Go through the entries below, tally each line with the string "Center", and give the final number by itself.

━━━━━ Data extract

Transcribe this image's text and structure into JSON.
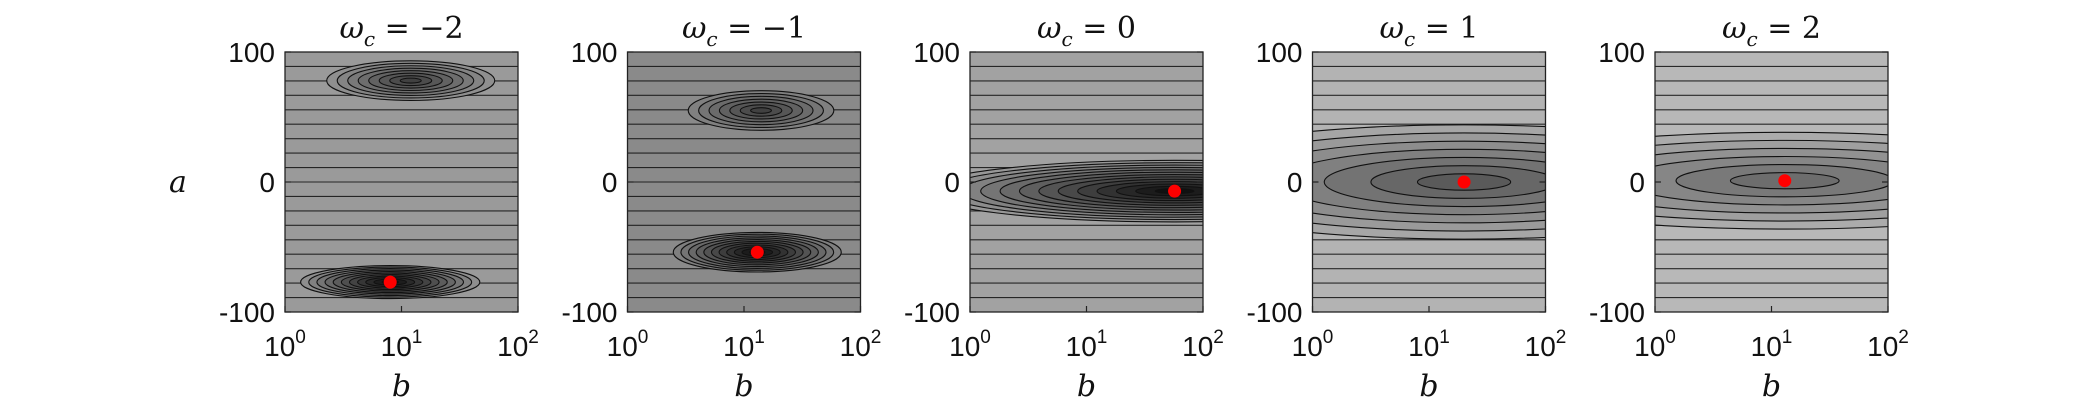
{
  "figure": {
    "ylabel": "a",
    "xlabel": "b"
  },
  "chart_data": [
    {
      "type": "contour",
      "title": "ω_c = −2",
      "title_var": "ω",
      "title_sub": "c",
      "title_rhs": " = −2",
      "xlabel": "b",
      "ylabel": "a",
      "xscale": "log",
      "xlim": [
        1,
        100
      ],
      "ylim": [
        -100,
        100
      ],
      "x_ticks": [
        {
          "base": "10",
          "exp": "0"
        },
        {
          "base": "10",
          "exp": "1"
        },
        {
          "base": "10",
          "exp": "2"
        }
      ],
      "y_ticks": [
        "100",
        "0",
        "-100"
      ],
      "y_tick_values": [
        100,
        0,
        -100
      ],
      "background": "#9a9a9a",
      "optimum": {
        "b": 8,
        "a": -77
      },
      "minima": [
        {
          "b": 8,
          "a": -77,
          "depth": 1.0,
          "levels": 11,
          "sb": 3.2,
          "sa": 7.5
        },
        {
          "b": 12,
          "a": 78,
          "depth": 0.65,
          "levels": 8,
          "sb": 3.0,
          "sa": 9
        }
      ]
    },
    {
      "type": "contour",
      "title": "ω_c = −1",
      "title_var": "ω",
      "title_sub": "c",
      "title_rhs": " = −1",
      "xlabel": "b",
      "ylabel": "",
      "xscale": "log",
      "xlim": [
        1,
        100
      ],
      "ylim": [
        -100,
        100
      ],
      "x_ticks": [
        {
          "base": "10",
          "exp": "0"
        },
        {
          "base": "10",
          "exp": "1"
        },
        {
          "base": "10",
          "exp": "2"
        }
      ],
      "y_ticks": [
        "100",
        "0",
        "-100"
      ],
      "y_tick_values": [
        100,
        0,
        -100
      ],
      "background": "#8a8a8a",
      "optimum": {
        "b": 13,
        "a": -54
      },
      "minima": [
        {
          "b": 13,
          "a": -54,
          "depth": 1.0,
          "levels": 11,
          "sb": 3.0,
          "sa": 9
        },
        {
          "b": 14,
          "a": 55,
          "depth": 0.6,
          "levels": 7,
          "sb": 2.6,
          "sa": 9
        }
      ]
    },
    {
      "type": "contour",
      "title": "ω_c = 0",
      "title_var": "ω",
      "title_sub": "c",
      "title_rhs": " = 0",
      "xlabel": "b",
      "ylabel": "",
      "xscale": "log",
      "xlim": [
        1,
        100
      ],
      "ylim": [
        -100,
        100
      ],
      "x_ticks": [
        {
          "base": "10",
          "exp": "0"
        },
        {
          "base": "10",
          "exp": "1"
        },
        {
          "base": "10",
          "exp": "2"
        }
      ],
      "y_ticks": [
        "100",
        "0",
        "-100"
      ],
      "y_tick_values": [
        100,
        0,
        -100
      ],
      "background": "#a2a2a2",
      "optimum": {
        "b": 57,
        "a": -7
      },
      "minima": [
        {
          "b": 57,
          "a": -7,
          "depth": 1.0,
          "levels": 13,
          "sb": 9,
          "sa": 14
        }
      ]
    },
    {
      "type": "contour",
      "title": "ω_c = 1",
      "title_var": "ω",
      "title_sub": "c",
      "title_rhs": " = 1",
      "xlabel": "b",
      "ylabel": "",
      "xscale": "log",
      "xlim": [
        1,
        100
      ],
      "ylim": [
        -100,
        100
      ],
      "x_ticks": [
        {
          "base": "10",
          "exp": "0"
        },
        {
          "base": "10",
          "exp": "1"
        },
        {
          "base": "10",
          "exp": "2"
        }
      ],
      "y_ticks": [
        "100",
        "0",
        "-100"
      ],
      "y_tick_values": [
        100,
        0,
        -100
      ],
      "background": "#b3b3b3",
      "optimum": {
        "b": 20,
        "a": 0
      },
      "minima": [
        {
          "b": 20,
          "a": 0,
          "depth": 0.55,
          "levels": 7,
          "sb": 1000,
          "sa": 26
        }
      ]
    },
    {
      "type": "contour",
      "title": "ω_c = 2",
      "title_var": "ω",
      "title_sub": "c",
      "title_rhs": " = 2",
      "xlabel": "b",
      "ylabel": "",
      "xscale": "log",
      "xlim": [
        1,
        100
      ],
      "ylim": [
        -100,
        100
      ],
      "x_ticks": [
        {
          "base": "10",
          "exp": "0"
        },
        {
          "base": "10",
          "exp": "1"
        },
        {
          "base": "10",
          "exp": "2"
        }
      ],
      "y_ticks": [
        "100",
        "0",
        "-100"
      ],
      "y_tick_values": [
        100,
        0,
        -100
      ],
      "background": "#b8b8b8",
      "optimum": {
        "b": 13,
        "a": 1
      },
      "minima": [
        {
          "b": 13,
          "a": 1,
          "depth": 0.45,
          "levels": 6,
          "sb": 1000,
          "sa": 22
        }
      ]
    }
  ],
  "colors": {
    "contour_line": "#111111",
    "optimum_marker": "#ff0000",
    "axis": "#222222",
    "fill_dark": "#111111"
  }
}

━━━━━━━━━━
━━━━━ Data extract

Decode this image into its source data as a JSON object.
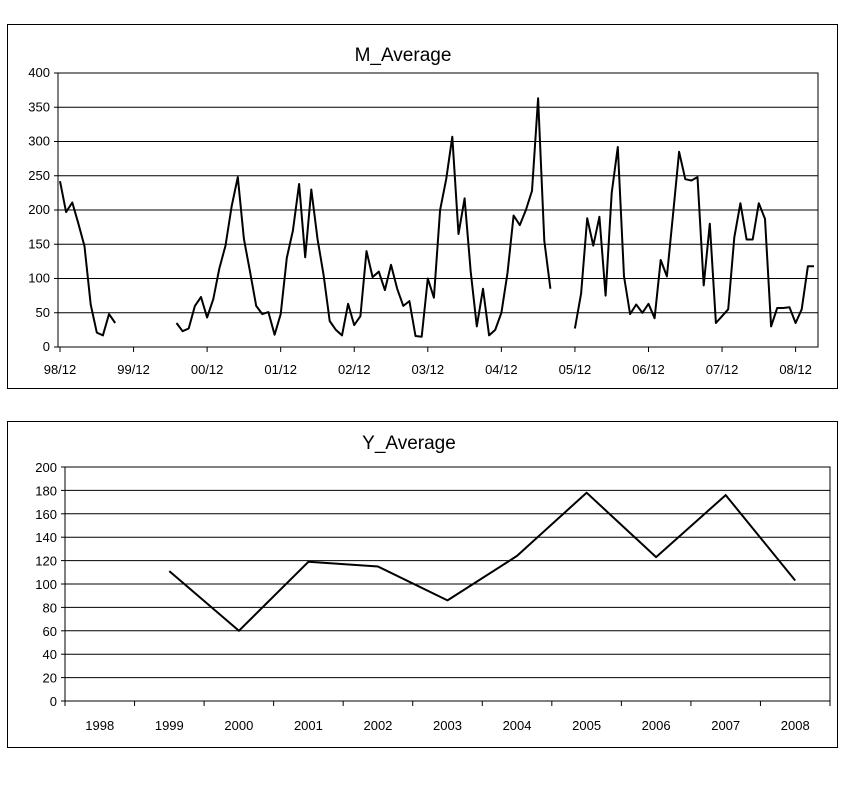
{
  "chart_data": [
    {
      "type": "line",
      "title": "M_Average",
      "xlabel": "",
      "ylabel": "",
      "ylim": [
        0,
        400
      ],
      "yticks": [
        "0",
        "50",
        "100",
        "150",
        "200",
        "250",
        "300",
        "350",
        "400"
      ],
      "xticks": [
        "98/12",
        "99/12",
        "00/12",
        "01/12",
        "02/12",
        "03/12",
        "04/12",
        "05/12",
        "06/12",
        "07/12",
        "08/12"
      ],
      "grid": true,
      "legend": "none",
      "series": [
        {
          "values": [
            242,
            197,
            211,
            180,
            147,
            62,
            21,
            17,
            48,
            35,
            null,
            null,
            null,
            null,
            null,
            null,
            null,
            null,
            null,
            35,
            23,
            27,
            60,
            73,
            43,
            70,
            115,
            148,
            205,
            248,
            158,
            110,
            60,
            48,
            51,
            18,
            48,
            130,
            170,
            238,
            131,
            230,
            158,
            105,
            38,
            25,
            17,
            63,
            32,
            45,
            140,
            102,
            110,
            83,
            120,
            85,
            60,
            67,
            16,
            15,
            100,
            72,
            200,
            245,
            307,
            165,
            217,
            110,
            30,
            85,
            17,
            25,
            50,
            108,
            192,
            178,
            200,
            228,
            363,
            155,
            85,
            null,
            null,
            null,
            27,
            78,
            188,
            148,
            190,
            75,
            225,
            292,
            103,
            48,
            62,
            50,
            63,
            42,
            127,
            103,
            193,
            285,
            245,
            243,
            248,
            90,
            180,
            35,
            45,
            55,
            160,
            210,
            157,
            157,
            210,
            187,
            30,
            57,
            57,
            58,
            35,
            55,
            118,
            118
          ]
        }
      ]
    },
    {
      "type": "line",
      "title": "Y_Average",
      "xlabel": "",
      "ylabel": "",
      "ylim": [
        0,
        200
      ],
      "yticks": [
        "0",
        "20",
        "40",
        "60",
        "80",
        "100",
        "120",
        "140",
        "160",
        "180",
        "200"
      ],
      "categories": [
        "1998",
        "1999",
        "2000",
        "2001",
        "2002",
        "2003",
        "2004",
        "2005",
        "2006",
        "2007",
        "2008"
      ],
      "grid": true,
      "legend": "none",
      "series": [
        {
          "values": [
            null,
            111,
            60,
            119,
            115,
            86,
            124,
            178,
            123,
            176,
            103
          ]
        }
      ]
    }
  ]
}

━━━━━━━━━━
━━━━━ Data extract

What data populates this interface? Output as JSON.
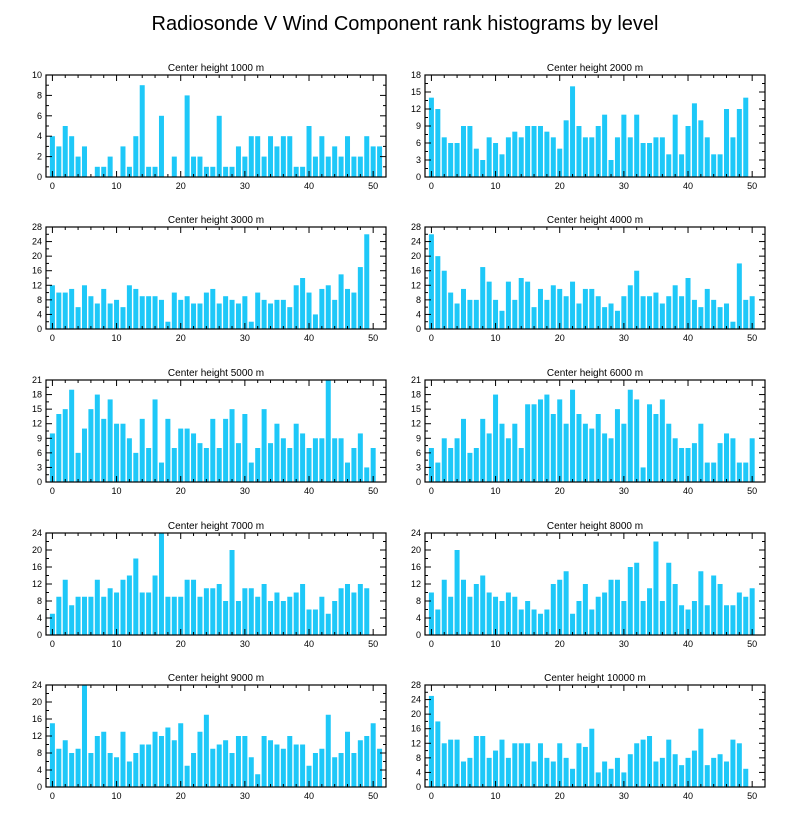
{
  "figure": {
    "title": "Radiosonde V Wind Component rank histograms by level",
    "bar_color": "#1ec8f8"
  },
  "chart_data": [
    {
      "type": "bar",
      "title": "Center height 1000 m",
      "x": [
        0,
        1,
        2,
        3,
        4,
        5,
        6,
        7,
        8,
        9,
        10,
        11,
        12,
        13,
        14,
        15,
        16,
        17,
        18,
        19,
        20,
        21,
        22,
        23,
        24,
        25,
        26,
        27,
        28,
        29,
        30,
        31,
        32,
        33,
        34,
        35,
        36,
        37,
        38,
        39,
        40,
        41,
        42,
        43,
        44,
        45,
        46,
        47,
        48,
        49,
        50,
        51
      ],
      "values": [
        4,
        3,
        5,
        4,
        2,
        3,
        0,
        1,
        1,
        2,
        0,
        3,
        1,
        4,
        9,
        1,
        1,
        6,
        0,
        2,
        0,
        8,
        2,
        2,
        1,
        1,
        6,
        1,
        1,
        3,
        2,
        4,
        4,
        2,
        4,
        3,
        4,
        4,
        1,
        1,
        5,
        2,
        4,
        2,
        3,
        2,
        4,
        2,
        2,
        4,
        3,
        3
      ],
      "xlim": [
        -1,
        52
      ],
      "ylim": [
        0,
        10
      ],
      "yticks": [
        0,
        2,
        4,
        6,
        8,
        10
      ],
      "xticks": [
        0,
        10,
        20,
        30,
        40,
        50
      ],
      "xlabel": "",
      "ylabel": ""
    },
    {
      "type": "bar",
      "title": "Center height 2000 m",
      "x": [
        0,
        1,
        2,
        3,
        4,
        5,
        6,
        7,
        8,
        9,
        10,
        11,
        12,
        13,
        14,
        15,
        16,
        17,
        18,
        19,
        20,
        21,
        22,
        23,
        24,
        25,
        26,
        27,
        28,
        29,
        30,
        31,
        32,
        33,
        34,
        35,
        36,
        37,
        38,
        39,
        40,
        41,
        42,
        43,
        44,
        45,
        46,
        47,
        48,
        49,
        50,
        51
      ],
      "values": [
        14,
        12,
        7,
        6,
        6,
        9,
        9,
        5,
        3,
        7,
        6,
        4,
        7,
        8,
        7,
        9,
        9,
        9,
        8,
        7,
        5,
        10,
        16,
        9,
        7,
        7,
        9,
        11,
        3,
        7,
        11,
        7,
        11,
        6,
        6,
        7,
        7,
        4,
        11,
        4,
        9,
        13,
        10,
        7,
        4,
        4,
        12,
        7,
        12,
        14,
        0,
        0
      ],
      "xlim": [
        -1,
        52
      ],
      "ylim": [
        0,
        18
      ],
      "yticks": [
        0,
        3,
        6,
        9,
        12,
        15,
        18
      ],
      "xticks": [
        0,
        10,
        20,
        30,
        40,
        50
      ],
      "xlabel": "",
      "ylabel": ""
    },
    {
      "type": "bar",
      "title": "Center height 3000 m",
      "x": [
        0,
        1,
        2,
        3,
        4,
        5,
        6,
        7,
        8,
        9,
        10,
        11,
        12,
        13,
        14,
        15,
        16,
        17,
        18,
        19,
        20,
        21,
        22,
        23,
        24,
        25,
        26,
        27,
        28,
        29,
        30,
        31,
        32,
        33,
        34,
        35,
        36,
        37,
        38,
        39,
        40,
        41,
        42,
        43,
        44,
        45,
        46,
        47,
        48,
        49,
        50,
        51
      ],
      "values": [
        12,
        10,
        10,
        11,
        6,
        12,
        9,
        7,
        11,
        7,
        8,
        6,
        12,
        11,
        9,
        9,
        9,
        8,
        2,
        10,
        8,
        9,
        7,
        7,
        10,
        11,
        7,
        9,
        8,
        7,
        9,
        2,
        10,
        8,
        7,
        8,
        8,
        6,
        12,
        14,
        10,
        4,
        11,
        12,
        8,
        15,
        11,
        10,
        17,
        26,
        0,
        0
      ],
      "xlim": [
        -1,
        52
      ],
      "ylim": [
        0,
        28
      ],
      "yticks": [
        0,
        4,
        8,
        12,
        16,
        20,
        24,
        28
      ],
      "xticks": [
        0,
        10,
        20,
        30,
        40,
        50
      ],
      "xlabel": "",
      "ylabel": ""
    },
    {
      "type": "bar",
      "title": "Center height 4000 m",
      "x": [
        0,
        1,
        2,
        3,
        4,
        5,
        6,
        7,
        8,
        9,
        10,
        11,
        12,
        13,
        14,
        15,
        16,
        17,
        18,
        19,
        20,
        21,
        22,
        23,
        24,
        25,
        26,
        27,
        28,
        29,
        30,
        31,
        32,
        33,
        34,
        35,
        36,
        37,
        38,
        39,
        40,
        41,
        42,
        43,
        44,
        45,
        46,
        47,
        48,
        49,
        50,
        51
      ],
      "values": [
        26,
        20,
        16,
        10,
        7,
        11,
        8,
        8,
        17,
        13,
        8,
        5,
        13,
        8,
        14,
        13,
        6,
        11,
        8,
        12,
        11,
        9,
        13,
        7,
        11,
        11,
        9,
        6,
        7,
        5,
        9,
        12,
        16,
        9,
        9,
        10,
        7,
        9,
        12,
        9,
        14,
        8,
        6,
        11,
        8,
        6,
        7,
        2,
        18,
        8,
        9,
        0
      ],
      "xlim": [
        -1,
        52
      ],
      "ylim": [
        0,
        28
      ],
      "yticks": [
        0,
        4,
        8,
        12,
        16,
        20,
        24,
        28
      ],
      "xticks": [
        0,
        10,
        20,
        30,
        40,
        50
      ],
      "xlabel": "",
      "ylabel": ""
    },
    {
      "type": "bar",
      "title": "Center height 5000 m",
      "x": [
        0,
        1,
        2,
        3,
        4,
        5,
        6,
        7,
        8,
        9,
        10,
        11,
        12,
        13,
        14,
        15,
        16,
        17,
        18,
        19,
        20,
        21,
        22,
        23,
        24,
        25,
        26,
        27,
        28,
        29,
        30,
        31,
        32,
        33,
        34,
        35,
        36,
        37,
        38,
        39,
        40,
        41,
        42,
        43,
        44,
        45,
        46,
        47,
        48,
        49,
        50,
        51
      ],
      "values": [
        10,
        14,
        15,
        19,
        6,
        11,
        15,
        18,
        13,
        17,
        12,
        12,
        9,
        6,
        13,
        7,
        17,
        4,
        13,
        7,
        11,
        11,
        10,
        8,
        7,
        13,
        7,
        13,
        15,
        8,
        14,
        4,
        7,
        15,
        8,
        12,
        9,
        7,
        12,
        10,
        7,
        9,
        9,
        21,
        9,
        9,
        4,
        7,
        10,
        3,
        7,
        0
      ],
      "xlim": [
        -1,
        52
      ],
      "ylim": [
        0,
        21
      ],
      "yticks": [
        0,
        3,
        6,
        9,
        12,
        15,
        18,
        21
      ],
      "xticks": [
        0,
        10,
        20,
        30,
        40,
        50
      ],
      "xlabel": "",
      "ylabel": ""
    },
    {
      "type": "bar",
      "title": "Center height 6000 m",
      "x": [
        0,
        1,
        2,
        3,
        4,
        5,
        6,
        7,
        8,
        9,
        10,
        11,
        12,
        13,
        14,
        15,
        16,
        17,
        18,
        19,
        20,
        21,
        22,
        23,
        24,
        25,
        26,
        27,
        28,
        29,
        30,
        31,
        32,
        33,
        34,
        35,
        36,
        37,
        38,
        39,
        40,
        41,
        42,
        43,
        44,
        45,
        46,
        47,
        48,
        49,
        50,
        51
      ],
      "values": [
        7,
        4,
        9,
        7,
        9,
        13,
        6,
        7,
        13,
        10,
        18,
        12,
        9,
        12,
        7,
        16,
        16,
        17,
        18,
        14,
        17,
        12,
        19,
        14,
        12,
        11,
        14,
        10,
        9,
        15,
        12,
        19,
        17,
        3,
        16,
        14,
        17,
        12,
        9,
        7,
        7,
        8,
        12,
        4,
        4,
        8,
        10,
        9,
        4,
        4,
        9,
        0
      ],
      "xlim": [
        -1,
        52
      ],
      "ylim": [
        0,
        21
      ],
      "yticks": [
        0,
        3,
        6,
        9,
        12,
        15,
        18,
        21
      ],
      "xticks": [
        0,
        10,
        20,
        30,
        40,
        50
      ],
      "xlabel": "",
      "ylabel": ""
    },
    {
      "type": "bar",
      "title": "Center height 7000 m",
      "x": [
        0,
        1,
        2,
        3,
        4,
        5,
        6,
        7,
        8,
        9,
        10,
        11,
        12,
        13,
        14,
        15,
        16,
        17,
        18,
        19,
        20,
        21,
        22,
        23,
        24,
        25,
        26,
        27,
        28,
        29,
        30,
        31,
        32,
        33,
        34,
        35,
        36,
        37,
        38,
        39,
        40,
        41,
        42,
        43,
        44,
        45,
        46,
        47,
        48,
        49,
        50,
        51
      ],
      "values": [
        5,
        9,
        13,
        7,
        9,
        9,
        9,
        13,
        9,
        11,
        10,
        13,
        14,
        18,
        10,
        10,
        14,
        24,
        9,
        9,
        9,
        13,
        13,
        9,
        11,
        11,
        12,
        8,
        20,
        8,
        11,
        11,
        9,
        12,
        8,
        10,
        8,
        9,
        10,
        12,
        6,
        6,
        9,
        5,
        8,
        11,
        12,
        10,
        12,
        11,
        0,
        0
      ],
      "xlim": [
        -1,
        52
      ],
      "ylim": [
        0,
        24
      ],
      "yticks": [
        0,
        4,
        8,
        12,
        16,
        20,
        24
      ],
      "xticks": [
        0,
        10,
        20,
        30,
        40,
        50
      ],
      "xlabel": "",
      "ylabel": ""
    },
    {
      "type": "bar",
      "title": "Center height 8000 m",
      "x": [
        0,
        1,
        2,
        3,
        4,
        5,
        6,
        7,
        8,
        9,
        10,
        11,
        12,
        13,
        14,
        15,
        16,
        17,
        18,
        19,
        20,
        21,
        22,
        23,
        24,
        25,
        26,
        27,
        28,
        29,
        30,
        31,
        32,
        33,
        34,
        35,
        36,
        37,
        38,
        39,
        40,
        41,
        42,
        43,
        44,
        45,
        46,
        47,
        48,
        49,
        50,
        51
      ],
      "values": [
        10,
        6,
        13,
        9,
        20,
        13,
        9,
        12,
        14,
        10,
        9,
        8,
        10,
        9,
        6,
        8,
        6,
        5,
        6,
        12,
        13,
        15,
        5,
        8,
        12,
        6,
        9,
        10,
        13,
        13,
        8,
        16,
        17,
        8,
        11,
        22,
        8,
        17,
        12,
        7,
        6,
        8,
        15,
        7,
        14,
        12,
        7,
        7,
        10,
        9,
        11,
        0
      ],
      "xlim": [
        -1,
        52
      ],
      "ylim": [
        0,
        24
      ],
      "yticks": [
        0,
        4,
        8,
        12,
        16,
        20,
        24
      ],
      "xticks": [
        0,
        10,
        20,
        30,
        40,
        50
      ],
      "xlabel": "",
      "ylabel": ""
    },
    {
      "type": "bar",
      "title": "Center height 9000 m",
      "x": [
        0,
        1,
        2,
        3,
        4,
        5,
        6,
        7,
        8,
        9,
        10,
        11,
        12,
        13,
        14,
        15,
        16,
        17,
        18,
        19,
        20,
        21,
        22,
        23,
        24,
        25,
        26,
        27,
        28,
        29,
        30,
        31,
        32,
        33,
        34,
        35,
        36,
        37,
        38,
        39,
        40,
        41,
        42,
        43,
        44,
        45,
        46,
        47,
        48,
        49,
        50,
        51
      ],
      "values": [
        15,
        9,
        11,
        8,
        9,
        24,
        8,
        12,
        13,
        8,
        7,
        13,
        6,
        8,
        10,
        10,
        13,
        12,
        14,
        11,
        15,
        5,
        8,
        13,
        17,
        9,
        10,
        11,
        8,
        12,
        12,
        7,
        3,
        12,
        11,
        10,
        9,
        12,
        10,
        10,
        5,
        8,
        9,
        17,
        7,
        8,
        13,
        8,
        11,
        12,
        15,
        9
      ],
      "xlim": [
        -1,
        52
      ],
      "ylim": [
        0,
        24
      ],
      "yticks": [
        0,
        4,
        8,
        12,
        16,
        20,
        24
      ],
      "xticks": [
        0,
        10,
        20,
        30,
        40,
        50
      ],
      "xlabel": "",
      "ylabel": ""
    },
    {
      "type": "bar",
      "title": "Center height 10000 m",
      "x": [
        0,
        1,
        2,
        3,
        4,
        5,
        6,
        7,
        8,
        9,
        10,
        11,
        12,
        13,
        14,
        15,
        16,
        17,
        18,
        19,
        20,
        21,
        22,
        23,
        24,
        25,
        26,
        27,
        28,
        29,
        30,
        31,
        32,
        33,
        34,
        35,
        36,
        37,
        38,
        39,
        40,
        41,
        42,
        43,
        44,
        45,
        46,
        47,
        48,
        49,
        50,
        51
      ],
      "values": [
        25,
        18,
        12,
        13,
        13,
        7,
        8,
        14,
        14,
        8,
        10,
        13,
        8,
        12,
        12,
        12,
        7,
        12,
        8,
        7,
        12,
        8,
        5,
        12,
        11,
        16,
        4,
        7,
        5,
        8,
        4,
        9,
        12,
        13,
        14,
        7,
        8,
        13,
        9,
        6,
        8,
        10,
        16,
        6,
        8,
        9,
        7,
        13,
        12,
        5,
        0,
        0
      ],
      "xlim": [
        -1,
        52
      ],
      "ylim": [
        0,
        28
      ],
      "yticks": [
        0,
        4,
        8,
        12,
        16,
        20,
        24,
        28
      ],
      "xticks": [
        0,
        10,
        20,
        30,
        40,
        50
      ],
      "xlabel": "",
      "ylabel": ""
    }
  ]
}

━━━━━━━━━━

◆ Response below ◆
10